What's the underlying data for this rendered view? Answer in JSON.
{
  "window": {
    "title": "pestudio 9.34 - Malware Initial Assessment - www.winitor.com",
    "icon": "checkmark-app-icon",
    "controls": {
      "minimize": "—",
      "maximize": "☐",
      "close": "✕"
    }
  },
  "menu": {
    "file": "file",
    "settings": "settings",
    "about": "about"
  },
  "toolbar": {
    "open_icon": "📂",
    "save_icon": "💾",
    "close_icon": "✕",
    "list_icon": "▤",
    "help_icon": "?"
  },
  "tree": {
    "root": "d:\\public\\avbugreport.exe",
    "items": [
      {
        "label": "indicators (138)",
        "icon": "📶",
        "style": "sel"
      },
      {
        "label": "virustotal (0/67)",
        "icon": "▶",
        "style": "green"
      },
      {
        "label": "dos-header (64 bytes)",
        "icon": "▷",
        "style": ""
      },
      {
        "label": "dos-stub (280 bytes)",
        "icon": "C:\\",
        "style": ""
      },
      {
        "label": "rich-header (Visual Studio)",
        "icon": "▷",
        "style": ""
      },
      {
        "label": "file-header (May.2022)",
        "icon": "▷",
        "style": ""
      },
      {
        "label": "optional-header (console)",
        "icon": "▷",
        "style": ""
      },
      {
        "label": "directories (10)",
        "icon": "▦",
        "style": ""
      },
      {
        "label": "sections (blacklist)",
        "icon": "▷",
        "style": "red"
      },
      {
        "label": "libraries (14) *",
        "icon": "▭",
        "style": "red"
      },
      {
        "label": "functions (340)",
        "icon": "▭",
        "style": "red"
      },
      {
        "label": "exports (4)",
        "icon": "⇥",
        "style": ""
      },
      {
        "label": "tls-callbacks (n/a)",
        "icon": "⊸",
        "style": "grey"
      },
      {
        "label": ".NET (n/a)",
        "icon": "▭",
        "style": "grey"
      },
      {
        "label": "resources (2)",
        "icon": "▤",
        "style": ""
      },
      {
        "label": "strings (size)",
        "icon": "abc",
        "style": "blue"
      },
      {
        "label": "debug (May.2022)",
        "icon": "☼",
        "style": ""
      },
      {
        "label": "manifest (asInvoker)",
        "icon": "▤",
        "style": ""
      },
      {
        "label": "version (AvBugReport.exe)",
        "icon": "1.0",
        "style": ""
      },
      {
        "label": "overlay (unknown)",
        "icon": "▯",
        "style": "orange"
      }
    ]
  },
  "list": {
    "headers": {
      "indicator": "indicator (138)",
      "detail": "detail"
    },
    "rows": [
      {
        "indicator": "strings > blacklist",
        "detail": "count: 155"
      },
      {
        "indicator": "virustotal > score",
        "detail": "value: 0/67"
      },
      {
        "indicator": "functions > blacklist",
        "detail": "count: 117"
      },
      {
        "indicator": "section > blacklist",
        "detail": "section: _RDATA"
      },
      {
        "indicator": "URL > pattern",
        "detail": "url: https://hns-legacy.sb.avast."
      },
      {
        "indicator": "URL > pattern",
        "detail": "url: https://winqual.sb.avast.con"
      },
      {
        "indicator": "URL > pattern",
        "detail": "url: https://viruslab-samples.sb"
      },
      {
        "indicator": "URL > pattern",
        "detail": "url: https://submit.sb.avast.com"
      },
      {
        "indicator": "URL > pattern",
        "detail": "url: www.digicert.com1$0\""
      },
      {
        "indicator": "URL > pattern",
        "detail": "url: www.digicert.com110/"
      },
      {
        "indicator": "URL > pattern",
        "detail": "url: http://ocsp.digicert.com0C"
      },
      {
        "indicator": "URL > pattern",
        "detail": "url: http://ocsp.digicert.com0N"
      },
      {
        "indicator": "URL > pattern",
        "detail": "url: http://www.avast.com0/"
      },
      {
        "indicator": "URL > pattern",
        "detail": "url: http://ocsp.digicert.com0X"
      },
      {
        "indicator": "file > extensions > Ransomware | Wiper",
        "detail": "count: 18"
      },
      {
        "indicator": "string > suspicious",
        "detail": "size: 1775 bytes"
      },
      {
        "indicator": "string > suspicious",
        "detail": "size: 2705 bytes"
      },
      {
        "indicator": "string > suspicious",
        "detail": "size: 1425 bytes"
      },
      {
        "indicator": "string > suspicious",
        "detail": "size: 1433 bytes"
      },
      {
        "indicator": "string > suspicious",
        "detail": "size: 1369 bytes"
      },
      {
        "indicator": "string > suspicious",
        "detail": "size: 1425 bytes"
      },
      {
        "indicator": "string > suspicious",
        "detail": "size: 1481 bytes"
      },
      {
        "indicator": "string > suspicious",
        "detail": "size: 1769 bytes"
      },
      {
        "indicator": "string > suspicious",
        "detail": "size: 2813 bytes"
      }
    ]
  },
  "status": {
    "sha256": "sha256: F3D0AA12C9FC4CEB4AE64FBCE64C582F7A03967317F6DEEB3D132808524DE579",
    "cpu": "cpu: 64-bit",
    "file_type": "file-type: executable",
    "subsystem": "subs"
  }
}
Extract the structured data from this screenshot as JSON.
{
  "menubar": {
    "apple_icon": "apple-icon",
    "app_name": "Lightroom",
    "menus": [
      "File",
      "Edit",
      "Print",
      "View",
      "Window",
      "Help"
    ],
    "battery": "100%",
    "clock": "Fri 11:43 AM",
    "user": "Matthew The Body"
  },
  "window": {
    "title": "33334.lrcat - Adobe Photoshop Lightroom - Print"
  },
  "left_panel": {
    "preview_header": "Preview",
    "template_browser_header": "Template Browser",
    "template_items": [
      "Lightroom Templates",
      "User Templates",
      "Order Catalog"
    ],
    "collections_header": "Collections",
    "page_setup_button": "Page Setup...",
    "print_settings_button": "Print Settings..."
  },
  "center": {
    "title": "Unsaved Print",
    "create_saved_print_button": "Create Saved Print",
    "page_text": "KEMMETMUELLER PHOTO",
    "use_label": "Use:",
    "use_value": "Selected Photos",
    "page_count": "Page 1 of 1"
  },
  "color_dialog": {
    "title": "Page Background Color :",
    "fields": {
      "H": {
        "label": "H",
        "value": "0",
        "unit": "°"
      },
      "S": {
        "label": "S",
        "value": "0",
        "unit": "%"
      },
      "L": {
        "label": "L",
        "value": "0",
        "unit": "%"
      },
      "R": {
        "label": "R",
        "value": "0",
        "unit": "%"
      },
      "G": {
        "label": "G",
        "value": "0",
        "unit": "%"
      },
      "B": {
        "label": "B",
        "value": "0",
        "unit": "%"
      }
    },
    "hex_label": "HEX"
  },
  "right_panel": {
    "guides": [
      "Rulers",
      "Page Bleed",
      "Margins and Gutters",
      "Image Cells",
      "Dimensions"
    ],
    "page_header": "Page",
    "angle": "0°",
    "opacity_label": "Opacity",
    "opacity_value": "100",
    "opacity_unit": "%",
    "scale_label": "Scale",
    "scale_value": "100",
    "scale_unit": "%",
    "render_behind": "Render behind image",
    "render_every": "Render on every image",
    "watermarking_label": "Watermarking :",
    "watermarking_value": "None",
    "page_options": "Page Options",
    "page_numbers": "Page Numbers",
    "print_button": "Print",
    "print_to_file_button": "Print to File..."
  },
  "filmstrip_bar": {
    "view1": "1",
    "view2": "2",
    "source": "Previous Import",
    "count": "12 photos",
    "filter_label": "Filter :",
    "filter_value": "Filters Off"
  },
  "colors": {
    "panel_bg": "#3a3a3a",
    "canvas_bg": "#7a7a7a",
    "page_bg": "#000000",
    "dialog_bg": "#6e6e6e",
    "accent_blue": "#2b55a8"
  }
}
■ ■ ■
*Work task*. Reproduce the records exactly as they appear.

*Exercise output*.
What's the underlying data for this rendered view? Answer in JSON.
{
  "window": {
    "title": "pestudio 9.34 - Malware Initial Assessment - www.winitor.com",
    "icon": "checkmark-app-icon",
    "controls": {
      "minimize": "—",
      "maximize": "☐",
      "close": "✕"
    }
  },
  "menu": {
    "file": "file",
    "settings": "settings",
    "about": "about"
  },
  "toolbar": {
    "open_icon": "📂",
    "save_icon": "💾",
    "close_icon": "✕",
    "list_icon": "▤",
    "help_icon": "?"
  },
  "tree": {
    "root": "d:\\public\\avbugreport.exe",
    "items": [
      {
        "label": "indicators (138)",
        "icon": "📶",
        "style": "sel"
      },
      {
        "label": "virustotal (0/67)",
        "icon": "▶",
        "style": "green"
      },
      {
        "label": "dos-header (64 bytes)",
        "icon": "▷",
        "style": ""
      },
      {
        "label": "dos-stub (280 bytes)",
        "icon": "C:\\",
        "style": ""
      },
      {
        "label": "rich-header (Visual Studio)",
        "icon": "▷",
        "style": ""
      },
      {
        "label": "file-header (May.2022)",
        "icon": "▷",
        "style": ""
      },
      {
        "label": "optional-header (console)",
        "icon": "▷",
        "style": ""
      },
      {
        "label": "directories (10)",
        "icon": "▦",
        "style": ""
      },
      {
        "label": "sections (blacklist)",
        "icon": "▷",
        "style": "red"
      },
      {
        "label": "libraries (14) *",
        "icon": "▭",
        "style": "red"
      },
      {
        "label": "functions (340)",
        "icon": "▭",
        "style": "red"
      },
      {
        "label": "exports (4)",
        "icon": "⇥",
        "style": ""
      },
      {
        "label": "tls-callbacks (n/a)",
        "icon": "⊸",
        "style": "grey"
      },
      {
        "label": ".NET (n/a)",
        "icon": "▭",
        "style": "grey"
      },
      {
        "label": "resources (2)",
        "icon": "▤",
        "style": ""
      },
      {
        "label": "strings (size)",
        "icon": "abc",
        "style": "blue"
      },
      {
        "label": "debug (May.2022)",
        "icon": "☼",
        "style": ""
      },
      {
        "label": "manifest (asInvoker)",
        "icon": "▤",
        "style": ""
      },
      {
        "label": "version (AvBugReport.exe)",
        "icon": "1.0",
        "style": ""
      },
      {
        "label": "overlay (unknown)",
        "icon": "▯",
        "style": "orange"
      }
    ]
  },
  "list": {
    "headers": {
      "indicator": "indicator (138)",
      "detail": "detail"
    },
    "rows": [
      {
        "indicator": "strings > blacklist",
        "detail": "count: 155"
      },
      {
        "indicator": "virustotal > score",
        "detail": "value: 0/67"
      },
      {
        "indicator": "functions > blacklist",
        "detail": "count: 117"
      },
      {
        "indicator": "section > blacklist",
        "detail": "section: _RDATA"
      },
      {
        "indicator": "URL > pattern",
        "detail": "url: https://hns-legacy.sb.avast."
      },
      {
        "indicator": "URL > pattern",
        "detail": "url: https://winqual.sb.avast.con"
      },
      {
        "indicator": "URL > pattern",
        "detail": "url: https://viruslab-samples.sb"
      },
      {
        "indicator": "URL > pattern",
        "detail": "url: https://submit.sb.avast.com"
      },
      {
        "indicator": "URL > pattern",
        "detail": "url: www.digicert.com1$0\""
      },
      {
        "indicator": "URL > pattern",
        "detail": "url: www.digicert.com110/"
      },
      {
        "indicator": "URL > pattern",
        "detail": "url: http://ocsp.digicert.com0C"
      },
      {
        "indicator": "URL > pattern",
        "detail": "url: http://ocsp.digicert.com0N"
      },
      {
        "indicator": "URL > pattern",
        "detail": "url: http://www.avast.com0/"
      },
      {
        "indicator": "URL > pattern",
        "detail": "url: http://ocsp.digicert.com0X"
      },
      {
        "indicator": "file > extensions > Ransomware | Wiper",
        "detail": "count: 18"
      },
      {
        "indicator": "string > suspicious",
        "detail": "size: 1775 bytes"
      },
      {
        "indicator": "string > suspicious",
        "detail": "size: 2705 bytes"
      },
      {
        "indicator": "string > suspicious",
        "detail": "size: 1425 bytes"
      },
      {
        "indicator": "string > suspicious",
        "detail": "size: 1433 bytes"
      },
      {
        "indicator": "string > suspicious",
        "detail": "size: 1369 bytes"
      },
      {
        "indicator": "string > suspicious",
        "detail": "size: 1425 bytes"
      },
      {
        "indicator": "string > suspicious",
        "detail": "size: 1481 bytes"
      },
      {
        "indicator": "string > suspicious",
        "detail": "size: 1769 bytes"
      },
      {
        "indicator": "string > suspicious",
        "detail": "size: 2813 bytes"
      }
    ]
  },
  "status": {
    "sha256": "sha256: F3D0AA12C9FC4CEB4AE64FBCE64C582F7A03967317F6DEEB3D132808524DE579",
    "cpu": "cpu: 64-bit",
    "file_type": "file-type: executable",
    "subsystem": "subs"
  }
}
Extract the structured data from this screenshot as JSON.
{
  "menubar": {
    "apple_icon": "apple-icon",
    "app_name": "Lightroom",
    "menus": [
      "File",
      "Edit",
      "Print",
      "View",
      "Window",
      "Help"
    ],
    "battery": "100%",
    "clock": "Fri 11:43 AM",
    "user": "Matthew The Body"
  },
  "window": {
    "title": "33334.lrcat - Adobe Photoshop Lightroom - Print"
  },
  "left_panel": {
    "preview_header": "Preview",
    "template_browser_header": "Template Browser",
    "template_items": [
      "Lightroom Templates",
      "User Templates",
      "Order Catalog"
    ],
    "collections_header": "Collections",
    "page_setup_button": "Page Setup...",
    "print_settings_button": "Print Settings..."
  },
  "center": {
    "title": "Unsaved Print",
    "create_saved_print_button": "Create Saved Print",
    "page_text": "KEMMETMUELLER PHOTO",
    "use_label": "Use:",
    "use_value": "Selected Photos",
    "page_count": "Page 1 of 1"
  },
  "color_dialog": {
    "title": "Page Background Color :",
    "fields": {
      "H": {
        "label": "H",
        "value": "0",
        "unit": "°"
      },
      "S": {
        "label": "S",
        "value": "0",
        "unit": "%"
      },
      "L": {
        "label": "L",
        "value": "0",
        "unit": "%"
      },
      "R": {
        "label": "R",
        "value": "0",
        "unit": "%"
      },
      "G": {
        "label": "G",
        "value": "0",
        "unit": "%"
      },
      "B": {
        "label": "B",
        "value": "0",
        "unit": "%"
      }
    },
    "hex_label": "HEX"
  },
  "right_panel": {
    "guides": [
      "Rulers",
      "Page Bleed",
      "Margins and Gutters",
      "Image Cells",
      "Dimensions"
    ],
    "page_header": "Page",
    "angle": "0°",
    "opacity_label": "Opacity",
    "opacity_value": "100",
    "opacity_unit": "%",
    "scale_label": "Scale",
    "scale_value": "100",
    "scale_unit": "%",
    "render_behind": "Render behind image",
    "render_every": "Render on every image",
    "watermarking_label": "Watermarking :",
    "watermarking_value": "None",
    "page_options": "Page Options",
    "page_numbers": "Page Numbers",
    "print_button": "Print",
    "print_to_file_button": "Print to File..."
  },
  "filmstrip_bar": {
    "view1": "1",
    "view2": "2",
    "source": "Previous Import",
    "count": "12 photos",
    "filter_label": "Filter :",
    "filter_value": "Filters Off"
  },
  "colors": {
    "panel_bg": "#3a3a3a",
    "canvas_bg": "#7a7a7a",
    "page_bg": "#000000",
    "dialog_bg": "#6e6e6e",
    "accent_blue": "#2b55a8"
  }
}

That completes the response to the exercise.